[Figure record listings]
__________________________________________________
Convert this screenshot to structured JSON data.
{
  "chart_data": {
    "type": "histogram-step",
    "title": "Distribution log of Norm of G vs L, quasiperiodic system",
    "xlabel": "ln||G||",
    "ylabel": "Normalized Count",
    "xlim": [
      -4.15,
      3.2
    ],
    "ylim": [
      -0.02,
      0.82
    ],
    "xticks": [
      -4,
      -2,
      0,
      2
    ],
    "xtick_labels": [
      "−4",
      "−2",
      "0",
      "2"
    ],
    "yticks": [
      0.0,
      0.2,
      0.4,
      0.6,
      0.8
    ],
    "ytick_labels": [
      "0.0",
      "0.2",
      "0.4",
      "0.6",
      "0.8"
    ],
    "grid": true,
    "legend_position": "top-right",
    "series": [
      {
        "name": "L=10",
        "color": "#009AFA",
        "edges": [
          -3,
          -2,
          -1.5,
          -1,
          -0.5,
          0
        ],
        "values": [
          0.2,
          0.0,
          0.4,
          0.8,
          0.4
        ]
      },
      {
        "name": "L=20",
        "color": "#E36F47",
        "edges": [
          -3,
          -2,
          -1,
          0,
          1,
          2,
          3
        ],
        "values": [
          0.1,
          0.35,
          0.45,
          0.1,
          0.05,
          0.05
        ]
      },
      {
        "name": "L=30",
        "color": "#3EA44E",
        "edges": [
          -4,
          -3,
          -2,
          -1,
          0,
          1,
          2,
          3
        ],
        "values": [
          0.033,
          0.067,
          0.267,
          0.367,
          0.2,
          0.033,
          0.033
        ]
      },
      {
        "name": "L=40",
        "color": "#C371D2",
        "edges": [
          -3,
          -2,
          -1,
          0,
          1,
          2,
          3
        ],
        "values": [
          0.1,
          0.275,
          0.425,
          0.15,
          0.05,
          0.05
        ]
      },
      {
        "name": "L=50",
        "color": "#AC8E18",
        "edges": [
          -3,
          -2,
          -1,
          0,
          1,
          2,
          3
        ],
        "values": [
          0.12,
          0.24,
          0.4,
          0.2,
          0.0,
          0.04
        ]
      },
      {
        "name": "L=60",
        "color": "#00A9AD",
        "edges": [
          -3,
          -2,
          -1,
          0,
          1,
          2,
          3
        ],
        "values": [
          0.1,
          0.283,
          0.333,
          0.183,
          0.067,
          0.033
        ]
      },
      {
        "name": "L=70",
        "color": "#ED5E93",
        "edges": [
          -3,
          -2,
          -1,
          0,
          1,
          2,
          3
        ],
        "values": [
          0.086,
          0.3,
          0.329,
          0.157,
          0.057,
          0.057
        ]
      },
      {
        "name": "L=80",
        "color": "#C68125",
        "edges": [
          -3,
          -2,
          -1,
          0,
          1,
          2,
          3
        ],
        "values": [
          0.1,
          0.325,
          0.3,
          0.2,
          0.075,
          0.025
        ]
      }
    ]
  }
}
__________________________________________________
**AIM:**
Each record above must be given again exactly.

**SOLVED PROBLEM:**
Convert this screenshot to structured JSON data.
{
  "chart_data": {
    "type": "histogram-step",
    "title": "Distribution log of Norm of G vs L, quasiperiodic system",
    "xlabel": "ln||G||",
    "ylabel": "Normalized Count",
    "xlim": [
      -4.15,
      3.2
    ],
    "ylim": [
      -0.02,
      0.82
    ],
    "xticks": [
      -4,
      -2,
      0,
      2
    ],
    "xtick_labels": [
      "−4",
      "−2",
      "0",
      "2"
    ],
    "yticks": [
      0.0,
      0.2,
      0.4,
      0.6,
      0.8
    ],
    "ytick_labels": [
      "0.0",
      "0.2",
      "0.4",
      "0.6",
      "0.8"
    ],
    "grid": true,
    "legend_position": "top-right",
    "series": [
      {
        "name": "L=10",
        "color": "#009AFA",
        "edges": [
          -3,
          -2,
          -1.5,
          -1,
          -0.5,
          0
        ],
        "values": [
          0.2,
          0.0,
          0.4,
          0.8,
          0.4
        ]
      },
      {
        "name": "L=20",
        "color": "#E36F47",
        "edges": [
          -3,
          -2,
          -1,
          0,
          1,
          2,
          3
        ],
        "values": [
          0.1,
          0.35,
          0.45,
          0.1,
          0.05,
          0.05
        ]
      },
      {
        "name": "L=30",
        "color": "#3EA44E",
        "edges": [
          -4,
          -3,
          -2,
          -1,
          0,
          1,
          2,
          3
        ],
        "values": [
          0.033,
          0.067,
          0.267,
          0.367,
          0.2,
          0.033,
          0.033
        ]
      },
      {
        "name": "L=40",
        "color": "#C371D2",
        "edges": [
          -3,
          -2,
          -1,
          0,
          1,
          2,
          3
        ],
        "values": [
          0.1,
          0.275,
          0.425,
          0.15,
          0.05,
          0.05
        ]
      },
      {
        "name": "L=50",
        "color": "#AC8E18",
        "edges": [
          -3,
          -2,
          -1,
          0,
          1,
          2,
          3
        ],
        "values": [
          0.12,
          0.24,
          0.4,
          0.2,
          0.0,
          0.04
        ]
      },
      {
        "name": "L=60",
        "color": "#00A9AD",
        "edges": [
          -3,
          -2,
          -1,
          0,
          1,
          2,
          3
        ],
        "values": [
          0.1,
          0.283,
          0.333,
          0.183,
          0.067,
          0.033
        ]
      },
      {
        "name": "L=70",
        "color": "#ED5E93",
        "edges": [
          -3,
          -2,
          -1,
          0,
          1,
          2,
          3
        ],
        "values": [
          0.086,
          0.3,
          0.329,
          0.157,
          0.057,
          0.057
        ]
      },
      {
        "name": "L=80",
        "color": "#C68125",
        "edges": [
          -3,
          -2,
          -1,
          0,
          1,
          2,
          3
        ],
        "values": [
          0.1,
          0.325,
          0.3,
          0.2,
          0.075,
          0.025
        ]
      }
    ]
  }
}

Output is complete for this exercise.